Entries supplied:

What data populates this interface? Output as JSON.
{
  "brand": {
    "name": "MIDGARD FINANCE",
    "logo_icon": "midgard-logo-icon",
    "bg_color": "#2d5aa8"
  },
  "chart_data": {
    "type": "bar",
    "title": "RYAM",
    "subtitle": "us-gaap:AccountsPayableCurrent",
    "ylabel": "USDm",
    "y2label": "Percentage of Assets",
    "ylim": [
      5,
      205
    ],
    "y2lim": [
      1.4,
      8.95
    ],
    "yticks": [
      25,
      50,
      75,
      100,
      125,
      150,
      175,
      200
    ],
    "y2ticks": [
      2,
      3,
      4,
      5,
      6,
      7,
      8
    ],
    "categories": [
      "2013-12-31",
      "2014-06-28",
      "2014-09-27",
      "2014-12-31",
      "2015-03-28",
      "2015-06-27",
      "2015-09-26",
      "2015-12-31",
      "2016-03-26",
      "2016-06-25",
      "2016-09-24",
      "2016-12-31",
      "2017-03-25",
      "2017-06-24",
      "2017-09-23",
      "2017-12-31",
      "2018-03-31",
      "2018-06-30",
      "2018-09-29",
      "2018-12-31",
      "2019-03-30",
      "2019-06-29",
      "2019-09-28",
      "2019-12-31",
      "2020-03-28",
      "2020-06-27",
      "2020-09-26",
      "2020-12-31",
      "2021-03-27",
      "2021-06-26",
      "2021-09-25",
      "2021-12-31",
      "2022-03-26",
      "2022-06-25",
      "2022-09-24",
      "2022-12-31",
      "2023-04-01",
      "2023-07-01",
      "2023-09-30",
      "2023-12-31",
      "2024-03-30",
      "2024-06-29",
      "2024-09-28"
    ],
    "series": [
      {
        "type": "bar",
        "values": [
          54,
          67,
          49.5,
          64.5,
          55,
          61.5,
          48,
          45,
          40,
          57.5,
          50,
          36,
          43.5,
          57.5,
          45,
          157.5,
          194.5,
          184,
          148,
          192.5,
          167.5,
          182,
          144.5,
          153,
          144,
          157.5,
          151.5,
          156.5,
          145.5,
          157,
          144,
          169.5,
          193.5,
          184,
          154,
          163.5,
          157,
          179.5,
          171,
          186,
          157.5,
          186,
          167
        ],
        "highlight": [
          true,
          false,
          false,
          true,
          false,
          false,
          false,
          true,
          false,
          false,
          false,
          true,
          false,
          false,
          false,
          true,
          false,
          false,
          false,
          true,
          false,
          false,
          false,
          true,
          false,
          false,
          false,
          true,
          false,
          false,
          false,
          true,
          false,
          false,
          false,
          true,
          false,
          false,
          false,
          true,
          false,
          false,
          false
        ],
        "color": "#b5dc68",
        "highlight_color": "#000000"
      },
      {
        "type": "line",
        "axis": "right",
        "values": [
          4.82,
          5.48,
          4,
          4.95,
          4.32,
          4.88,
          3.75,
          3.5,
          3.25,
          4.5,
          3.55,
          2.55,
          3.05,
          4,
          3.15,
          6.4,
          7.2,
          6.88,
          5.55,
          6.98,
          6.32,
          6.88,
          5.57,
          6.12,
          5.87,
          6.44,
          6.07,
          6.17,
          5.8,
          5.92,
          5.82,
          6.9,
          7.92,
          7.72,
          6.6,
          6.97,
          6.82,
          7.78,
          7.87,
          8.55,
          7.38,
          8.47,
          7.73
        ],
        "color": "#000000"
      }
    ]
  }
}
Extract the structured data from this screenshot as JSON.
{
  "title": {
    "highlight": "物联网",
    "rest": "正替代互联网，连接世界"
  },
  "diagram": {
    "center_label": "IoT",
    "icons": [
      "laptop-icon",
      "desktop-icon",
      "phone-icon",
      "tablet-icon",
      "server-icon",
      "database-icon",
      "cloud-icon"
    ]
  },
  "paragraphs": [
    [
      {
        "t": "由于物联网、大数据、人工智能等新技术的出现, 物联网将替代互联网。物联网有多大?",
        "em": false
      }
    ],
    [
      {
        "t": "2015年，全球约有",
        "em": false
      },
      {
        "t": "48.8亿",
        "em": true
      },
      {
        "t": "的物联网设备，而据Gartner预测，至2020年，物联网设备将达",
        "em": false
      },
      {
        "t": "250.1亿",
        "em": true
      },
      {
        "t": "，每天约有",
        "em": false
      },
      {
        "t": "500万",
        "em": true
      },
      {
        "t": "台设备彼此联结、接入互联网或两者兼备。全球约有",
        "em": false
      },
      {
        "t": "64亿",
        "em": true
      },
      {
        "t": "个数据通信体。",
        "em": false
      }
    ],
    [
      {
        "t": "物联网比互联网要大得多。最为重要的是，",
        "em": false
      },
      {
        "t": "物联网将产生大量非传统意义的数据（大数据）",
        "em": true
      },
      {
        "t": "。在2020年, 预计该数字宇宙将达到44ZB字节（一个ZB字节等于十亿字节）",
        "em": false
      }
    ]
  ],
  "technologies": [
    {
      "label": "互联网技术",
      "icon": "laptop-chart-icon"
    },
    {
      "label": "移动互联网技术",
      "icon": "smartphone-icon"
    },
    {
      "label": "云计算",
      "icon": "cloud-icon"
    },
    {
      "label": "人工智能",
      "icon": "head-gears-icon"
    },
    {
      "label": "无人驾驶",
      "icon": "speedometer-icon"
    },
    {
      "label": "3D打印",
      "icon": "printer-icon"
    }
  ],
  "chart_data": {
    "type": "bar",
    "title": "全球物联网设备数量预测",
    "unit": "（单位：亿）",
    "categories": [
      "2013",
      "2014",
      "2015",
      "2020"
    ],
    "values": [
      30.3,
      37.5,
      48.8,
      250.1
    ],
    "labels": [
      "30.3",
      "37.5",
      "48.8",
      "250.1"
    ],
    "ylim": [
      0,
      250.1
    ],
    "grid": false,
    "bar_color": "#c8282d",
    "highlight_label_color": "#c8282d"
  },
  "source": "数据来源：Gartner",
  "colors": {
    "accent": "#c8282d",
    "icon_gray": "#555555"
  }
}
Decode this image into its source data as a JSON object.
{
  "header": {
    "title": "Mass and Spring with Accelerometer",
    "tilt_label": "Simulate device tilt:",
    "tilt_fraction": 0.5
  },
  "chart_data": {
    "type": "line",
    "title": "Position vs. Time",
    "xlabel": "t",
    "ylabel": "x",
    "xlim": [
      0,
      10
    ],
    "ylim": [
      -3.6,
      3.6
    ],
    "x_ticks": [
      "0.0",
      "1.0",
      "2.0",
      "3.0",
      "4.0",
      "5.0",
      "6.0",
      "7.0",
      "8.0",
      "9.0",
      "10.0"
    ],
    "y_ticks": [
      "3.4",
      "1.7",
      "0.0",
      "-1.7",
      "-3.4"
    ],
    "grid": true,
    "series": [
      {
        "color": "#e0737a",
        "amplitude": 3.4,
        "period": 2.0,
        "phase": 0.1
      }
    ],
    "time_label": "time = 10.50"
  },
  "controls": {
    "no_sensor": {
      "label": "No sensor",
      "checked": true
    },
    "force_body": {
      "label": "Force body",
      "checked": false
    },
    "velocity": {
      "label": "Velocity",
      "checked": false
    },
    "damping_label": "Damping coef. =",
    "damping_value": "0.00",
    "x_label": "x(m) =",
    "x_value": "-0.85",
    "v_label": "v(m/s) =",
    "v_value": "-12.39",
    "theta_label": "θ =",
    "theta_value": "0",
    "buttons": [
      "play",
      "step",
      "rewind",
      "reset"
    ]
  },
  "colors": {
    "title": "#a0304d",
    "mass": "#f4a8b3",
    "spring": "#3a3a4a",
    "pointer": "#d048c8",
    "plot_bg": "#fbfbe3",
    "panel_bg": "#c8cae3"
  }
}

Task: Show every line of the records above that contains the word "JSON".

Complete response:
What data populates this interface? Output as JSON.
Extract the structured data from this screenshot as JSON.
Decode this image into its source data as a JSON object.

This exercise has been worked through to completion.